» **Saved entries**:
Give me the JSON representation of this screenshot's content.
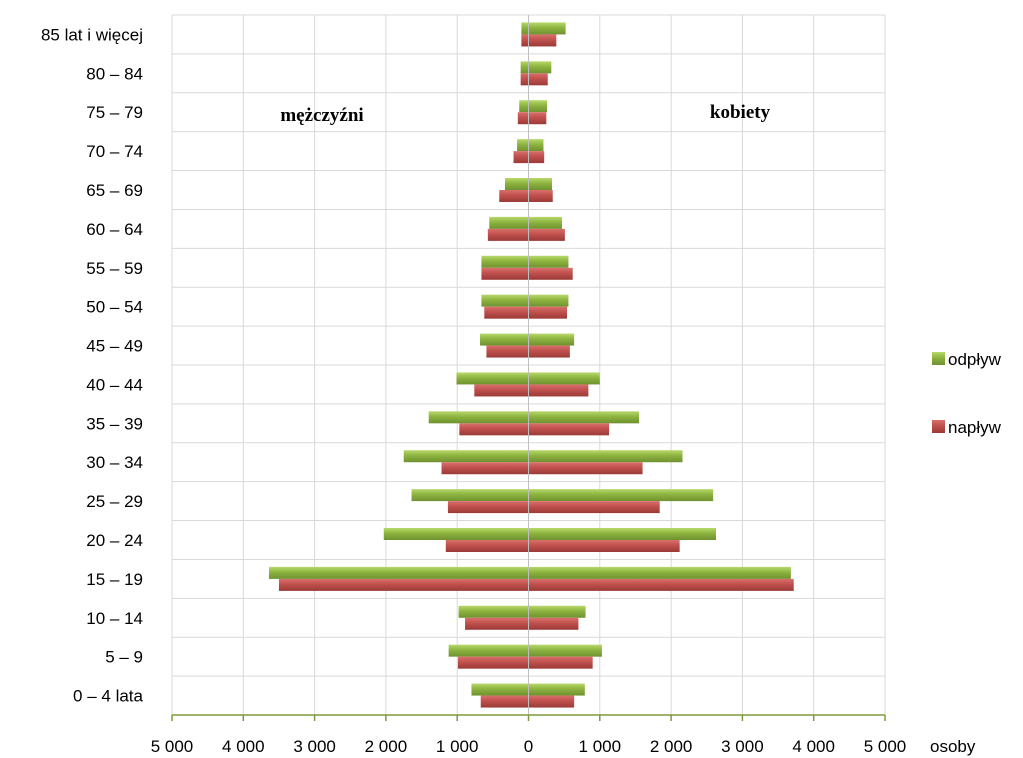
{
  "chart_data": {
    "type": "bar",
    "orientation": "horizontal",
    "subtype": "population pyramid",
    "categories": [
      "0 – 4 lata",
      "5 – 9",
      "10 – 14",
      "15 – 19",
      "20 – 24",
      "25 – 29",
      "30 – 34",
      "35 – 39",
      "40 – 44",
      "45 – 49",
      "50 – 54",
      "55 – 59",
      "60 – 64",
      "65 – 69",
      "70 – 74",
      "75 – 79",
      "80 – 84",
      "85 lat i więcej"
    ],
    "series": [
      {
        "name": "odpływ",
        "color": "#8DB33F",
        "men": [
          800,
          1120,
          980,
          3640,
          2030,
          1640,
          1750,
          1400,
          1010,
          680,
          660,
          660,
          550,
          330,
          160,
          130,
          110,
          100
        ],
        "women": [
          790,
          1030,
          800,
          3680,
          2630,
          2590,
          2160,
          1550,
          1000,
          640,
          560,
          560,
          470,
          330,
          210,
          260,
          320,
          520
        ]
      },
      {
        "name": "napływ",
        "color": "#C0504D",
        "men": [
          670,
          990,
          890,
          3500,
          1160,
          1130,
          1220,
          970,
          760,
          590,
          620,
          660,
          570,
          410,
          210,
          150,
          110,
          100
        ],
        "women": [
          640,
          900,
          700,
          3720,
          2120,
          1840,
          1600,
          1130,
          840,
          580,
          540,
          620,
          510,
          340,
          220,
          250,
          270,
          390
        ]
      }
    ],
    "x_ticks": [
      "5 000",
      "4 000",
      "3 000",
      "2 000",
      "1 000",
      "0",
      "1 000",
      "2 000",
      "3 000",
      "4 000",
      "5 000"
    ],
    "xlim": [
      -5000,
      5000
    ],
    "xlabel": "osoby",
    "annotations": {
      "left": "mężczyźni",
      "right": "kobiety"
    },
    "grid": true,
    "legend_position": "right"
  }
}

...

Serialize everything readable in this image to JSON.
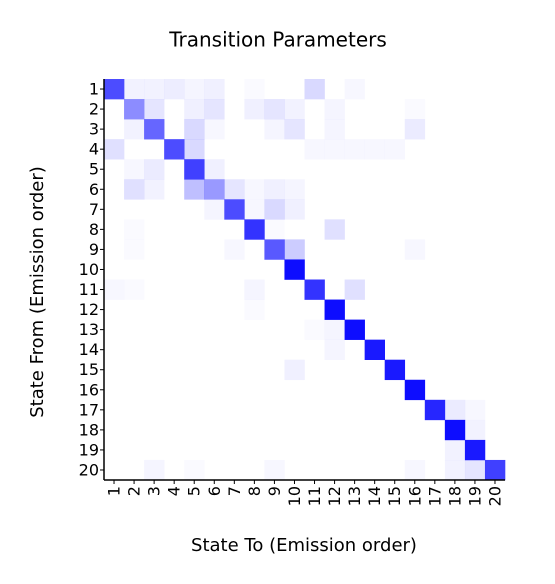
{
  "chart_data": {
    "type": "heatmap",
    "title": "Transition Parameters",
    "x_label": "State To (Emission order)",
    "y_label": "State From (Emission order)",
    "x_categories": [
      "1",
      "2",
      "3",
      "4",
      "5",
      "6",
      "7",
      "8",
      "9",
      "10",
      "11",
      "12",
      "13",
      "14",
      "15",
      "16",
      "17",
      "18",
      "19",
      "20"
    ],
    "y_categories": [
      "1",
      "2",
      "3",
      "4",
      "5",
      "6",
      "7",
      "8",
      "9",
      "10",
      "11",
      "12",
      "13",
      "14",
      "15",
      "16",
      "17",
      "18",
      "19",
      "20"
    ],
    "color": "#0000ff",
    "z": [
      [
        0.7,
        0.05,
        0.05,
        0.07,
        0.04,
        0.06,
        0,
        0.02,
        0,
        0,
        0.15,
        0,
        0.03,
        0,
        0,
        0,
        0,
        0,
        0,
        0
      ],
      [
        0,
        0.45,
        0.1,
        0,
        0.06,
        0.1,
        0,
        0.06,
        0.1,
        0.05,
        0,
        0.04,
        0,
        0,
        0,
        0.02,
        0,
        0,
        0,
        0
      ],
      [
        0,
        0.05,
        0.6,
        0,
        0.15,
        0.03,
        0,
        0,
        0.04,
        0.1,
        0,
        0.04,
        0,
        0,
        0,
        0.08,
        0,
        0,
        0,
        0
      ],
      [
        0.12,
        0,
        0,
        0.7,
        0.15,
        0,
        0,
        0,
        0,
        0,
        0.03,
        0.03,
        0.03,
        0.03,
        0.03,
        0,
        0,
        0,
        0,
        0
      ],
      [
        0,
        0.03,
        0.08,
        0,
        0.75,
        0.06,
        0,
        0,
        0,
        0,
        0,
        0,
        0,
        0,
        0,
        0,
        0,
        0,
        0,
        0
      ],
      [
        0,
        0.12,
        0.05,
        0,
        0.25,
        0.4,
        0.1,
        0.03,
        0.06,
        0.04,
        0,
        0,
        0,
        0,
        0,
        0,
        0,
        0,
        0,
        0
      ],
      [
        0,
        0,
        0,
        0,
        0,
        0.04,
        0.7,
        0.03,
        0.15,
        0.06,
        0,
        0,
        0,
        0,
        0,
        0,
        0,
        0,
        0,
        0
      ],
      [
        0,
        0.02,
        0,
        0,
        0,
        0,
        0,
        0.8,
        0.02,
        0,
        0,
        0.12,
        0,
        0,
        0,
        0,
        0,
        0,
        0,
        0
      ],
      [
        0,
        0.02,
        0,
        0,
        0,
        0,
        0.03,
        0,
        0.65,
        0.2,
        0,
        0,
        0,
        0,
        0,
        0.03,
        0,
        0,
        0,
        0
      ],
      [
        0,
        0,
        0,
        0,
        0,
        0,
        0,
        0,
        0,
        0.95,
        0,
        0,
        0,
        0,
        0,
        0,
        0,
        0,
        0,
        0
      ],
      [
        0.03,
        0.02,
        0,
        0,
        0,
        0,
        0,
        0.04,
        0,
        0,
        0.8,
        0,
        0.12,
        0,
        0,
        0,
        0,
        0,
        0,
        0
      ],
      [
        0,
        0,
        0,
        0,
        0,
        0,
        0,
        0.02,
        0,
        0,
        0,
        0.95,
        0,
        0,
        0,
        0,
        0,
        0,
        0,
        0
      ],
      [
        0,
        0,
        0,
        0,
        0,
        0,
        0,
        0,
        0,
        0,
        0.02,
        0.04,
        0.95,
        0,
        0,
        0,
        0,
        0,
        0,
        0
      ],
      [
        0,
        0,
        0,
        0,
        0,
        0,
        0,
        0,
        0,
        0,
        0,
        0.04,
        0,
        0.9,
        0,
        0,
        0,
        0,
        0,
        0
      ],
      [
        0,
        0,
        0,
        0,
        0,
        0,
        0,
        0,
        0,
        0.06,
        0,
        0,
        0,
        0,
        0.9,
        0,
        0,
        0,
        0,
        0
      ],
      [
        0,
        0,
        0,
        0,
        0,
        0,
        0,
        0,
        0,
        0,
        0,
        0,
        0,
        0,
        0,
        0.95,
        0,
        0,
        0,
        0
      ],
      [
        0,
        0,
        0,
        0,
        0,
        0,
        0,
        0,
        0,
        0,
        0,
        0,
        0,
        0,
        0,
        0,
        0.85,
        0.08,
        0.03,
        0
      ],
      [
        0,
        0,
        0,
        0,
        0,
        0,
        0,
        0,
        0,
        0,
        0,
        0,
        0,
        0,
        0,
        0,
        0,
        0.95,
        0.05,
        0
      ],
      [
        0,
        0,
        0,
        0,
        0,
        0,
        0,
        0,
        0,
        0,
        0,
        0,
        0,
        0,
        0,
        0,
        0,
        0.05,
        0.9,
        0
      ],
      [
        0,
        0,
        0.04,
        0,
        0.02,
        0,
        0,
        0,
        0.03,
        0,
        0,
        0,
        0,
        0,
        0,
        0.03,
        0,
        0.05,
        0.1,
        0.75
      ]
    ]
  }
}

» **Direction**: Return every line above in which the string "State" occurs.

» **Solution**:
    "x_label": "State To (Emission order)",
    "y_label": "State From (Emission order)",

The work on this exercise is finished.